The problem →
When a line of the entries contains the word "estes", report that line.

Segment Start: Information given

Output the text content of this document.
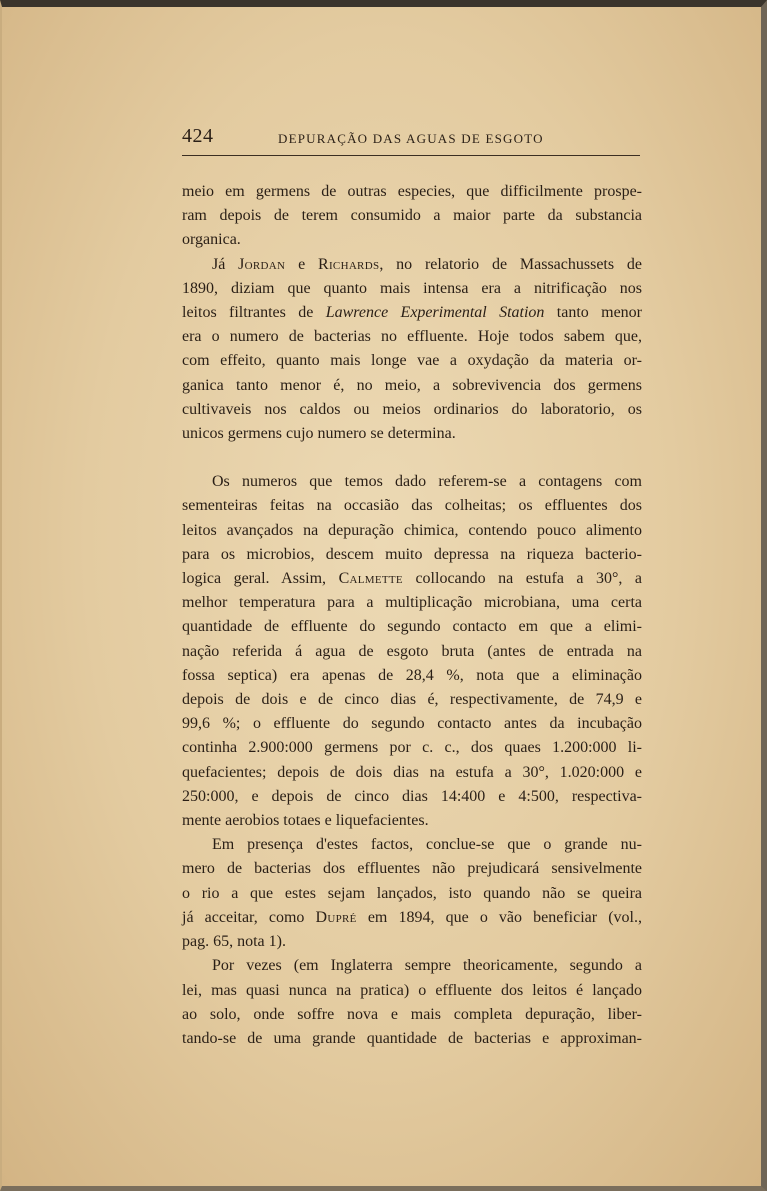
424	DEPURAÇÃO DAS AGUAS DE ESGOTO

meio em germens de outras especies, que difficilmente prospe-

ram depois de terem consumido a maior parte da substancia

organica.

Já Jordan e Richards, no relatorio de Massachussets de

1890, diziam que quanto mais intensa era a nitrificação nos

leitos filtrantes de Lawrence Experimental Station tanto menor

era o numero de bacterias no effluente. Hoje todos sabem que,

com effeito, quanto mais longe vae a oxydação da materia or-

ganica tanto menor é, no meio, a sobrevivencia dos germens

cultivaveis nos caldos ou meios ordinarios do laboratorio, os

unicos germens cujo numero se determina.

Os numeros que temos dado referem-se a contagens com

sementeiras feitas na occasião das colheitas; os effluentes dos

leitos avançados na depuração chimica, contendo pouco alimento

para os microbios, descem muito depressa na riqueza bacterio-

logica geral. Assim, Calmette collocando na estufa a 30°, a

melhor temperatura para a multiplicação microbiana, uma certa

quantidade de effluente do segundo contacto em que a elimi-

nação referida á agua de esgoto bruta (antes de entrada na

fossa septica) era apenas de 28,4 %, nota que a eliminação

depois de dois e de cinco dias é, respectivamente, de 74,9 e

99,6 %; o effluente do segundo contacto antes da incubação

continha 2.900:000 germens por c. c., dos quaes 1.200:000 li-

quefacientes; depois de dois dias na estufa a 30°, 1.020:000 e

250:000, e depois de cinco dias 14:400 e 4:500, respectiva-

mente aerobios totaes e liquefacientes.

Em presença d'estes factos, conclue-se que o grande nu-

mero de bacterias dos effluentes não prejudicará sensivelmente

o rio a que estes sejam lançados, isto quando não se queira

já acceitar, como Dupré em 1894, que o vão beneficiar (vol.,

pag. 65, nota 1).

Por vezes (em Inglaterra sempre theoricamente, segundo a

lei, mas quasi nunca na pratica) o effluente dos leitos é lançado

ao solo, onde soffre nova e mais completa depuração, liber-

tando-se de uma grande quantidade de bacterias e approximan-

Segment End: Information given

Solution →
Em presença d'estes factos, conclue-se que o grande nu-
o rio a que estes sejam lançados, isto quando não se queira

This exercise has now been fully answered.